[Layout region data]
"""
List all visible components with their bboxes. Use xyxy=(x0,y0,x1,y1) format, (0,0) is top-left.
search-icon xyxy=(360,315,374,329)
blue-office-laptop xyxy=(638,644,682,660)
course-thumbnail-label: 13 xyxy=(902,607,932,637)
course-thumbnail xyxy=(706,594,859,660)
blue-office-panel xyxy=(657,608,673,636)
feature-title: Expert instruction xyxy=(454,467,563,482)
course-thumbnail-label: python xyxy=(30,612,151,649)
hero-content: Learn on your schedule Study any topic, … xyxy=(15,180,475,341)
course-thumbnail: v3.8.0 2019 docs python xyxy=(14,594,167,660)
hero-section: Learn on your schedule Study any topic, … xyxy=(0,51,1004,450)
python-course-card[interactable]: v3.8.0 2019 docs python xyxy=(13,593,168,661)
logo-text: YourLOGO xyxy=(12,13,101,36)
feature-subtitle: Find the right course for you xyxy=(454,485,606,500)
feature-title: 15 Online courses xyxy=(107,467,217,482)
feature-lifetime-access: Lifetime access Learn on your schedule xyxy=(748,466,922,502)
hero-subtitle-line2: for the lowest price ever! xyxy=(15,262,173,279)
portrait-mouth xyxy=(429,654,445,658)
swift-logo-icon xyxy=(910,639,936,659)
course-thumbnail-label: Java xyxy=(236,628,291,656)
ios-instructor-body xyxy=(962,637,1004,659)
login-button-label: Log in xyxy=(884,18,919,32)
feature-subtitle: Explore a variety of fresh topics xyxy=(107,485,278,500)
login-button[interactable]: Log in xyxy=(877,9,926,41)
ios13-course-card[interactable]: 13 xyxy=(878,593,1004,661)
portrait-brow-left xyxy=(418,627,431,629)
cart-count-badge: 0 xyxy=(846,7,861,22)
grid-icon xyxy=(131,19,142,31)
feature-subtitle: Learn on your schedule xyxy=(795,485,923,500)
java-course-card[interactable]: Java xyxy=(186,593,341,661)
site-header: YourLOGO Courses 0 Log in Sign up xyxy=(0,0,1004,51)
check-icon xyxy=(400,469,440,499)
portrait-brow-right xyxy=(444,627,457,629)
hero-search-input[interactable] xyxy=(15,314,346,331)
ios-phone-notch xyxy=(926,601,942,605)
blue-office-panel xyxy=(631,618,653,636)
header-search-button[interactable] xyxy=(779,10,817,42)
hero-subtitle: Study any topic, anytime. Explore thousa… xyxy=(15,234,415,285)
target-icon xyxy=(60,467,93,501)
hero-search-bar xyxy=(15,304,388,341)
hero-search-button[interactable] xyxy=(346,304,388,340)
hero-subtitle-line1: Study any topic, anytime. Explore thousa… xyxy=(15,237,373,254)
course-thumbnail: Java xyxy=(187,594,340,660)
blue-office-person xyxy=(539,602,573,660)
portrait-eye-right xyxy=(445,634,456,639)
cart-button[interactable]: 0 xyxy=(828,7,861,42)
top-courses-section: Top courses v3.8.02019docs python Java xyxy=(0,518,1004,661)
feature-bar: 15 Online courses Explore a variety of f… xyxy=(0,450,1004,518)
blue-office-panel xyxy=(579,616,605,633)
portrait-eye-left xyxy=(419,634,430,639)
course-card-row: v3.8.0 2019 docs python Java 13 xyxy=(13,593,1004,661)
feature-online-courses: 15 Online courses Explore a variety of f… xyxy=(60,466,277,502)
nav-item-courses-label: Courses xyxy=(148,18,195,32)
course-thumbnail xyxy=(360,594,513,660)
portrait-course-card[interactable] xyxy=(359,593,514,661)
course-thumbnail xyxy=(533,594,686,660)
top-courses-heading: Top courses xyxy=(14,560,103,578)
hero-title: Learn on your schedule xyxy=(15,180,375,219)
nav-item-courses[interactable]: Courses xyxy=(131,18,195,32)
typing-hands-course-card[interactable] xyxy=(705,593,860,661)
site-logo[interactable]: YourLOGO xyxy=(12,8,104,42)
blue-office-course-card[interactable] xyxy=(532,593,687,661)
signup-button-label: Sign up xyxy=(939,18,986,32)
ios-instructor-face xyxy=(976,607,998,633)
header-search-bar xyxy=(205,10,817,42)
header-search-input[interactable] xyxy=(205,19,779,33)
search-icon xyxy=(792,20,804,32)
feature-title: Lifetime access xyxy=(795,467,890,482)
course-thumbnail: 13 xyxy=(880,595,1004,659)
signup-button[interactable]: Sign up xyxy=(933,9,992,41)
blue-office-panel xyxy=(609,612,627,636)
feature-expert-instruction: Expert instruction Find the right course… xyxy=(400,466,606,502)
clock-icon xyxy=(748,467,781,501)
"""
**DO THIS**. Print these lines again exactly as they appear, covering all of the data above.

**OUTPUT OF THE EXERCISE**.
List all visible components with their bboxes. Use xyxy=(x0,y0,x1,y1) format, (0,0) is top-left.
search-icon xyxy=(360,315,374,329)
blue-office-laptop xyxy=(638,644,682,660)
course-thumbnail-label: 13 xyxy=(902,607,932,637)
course-thumbnail xyxy=(706,594,859,660)
blue-office-panel xyxy=(657,608,673,636)
feature-title: Expert instruction xyxy=(454,467,563,482)
course-thumbnail-label: python xyxy=(30,612,151,649)
hero-content: Learn on your schedule Study any topic, … xyxy=(15,180,475,341)
course-thumbnail: v3.8.0 2019 docs python xyxy=(14,594,167,660)
hero-section: Learn on your schedule Study any topic, … xyxy=(0,51,1004,450)
python-course-card[interactable]: v3.8.0 2019 docs python xyxy=(13,593,168,661)
logo-text: YourLOGO xyxy=(12,13,101,36)
feature-subtitle: Find the right course for you xyxy=(454,485,606,500)
feature-title: 15 Online courses xyxy=(107,467,217,482)
feature-lifetime-access: Lifetime access Learn on your schedule xyxy=(748,466,922,502)
hero-subtitle-line2: for the lowest price ever! xyxy=(15,262,173,279)
portrait-mouth xyxy=(429,654,445,658)
swift-logo-icon xyxy=(910,639,936,659)
course-thumbnail-label: Java xyxy=(236,628,291,656)
ios-instructor-body xyxy=(962,637,1004,659)
login-button-label: Log in xyxy=(884,18,919,32)
feature-subtitle: Explore a variety of fresh topics xyxy=(107,485,278,500)
login-button[interactable]: Log in xyxy=(877,9,926,41)
ios13-course-card[interactable]: 13 xyxy=(878,593,1004,661)
portrait-brow-left xyxy=(418,627,431,629)
cart-count-badge: 0 xyxy=(846,7,861,22)
grid-icon xyxy=(131,19,142,31)
feature-subtitle: Learn on your schedule xyxy=(795,485,923,500)
java-course-card[interactable]: Java xyxy=(186,593,341,661)
site-header: YourLOGO Courses 0 Log in Sign up xyxy=(0,0,1004,51)
check-icon xyxy=(400,469,440,499)
portrait-brow-right xyxy=(444,627,457,629)
hero-search-input[interactable] xyxy=(15,314,346,331)
ios-phone-notch xyxy=(926,601,942,605)
blue-office-panel xyxy=(631,618,653,636)
header-search-button[interactable] xyxy=(779,10,817,42)
hero-subtitle: Study any topic, anytime. Explore thousa… xyxy=(15,234,415,285)
target-icon xyxy=(60,467,93,501)
hero-search-bar xyxy=(15,304,388,341)
hero-search-button[interactable] xyxy=(346,304,388,340)
hero-subtitle-line1: Study any topic, anytime. Explore thousa… xyxy=(15,237,373,254)
course-thumbnail: Java xyxy=(187,594,340,660)
blue-office-person xyxy=(539,602,573,660)
portrait-eye-right xyxy=(445,634,456,639)
cart-button[interactable]: 0 xyxy=(828,7,861,42)
top-courses-section: Top courses v3.8.02019docs python Java xyxy=(0,518,1004,661)
feature-bar: 15 Online courses Explore a variety of f… xyxy=(0,450,1004,518)
blue-office-panel xyxy=(579,616,605,633)
portrait-eye-left xyxy=(419,634,430,639)
course-card-row: v3.8.0 2019 docs python Java 13 xyxy=(13,593,1004,661)
feature-online-courses: 15 Online courses Explore a variety of f… xyxy=(60,466,277,502)
nav-item-courses-label: Courses xyxy=(148,18,195,32)
course-thumbnail xyxy=(360,594,513,660)
portrait-course-card[interactable] xyxy=(359,593,514,661)
course-thumbnail xyxy=(533,594,686,660)
top-courses-heading: Top courses xyxy=(14,560,103,578)
hero-title: Learn on your schedule xyxy=(15,180,375,219)
nav-item-courses[interactable]: Courses xyxy=(131,18,195,32)
typing-hands-course-card[interactable] xyxy=(705,593,860,661)
site-logo[interactable]: YourLOGO xyxy=(12,8,104,42)
blue-office-course-card[interactable] xyxy=(532,593,687,661)
signup-button-label: Sign up xyxy=(939,18,986,32)
ios-instructor-face xyxy=(976,607,998,633)
header-search-bar xyxy=(205,10,817,42)
header-search-input[interactable] xyxy=(205,19,779,33)
search-icon xyxy=(792,20,804,32)
feature-title: Lifetime access xyxy=(795,467,890,482)
course-thumbnail: 13 xyxy=(880,595,1004,659)
signup-button[interactable]: Sign up xyxy=(933,9,992,41)
blue-office-panel xyxy=(609,612,627,636)
feature-expert-instruction: Expert instruction Find the right course… xyxy=(400,466,606,502)
clock-icon xyxy=(748,467,781,501)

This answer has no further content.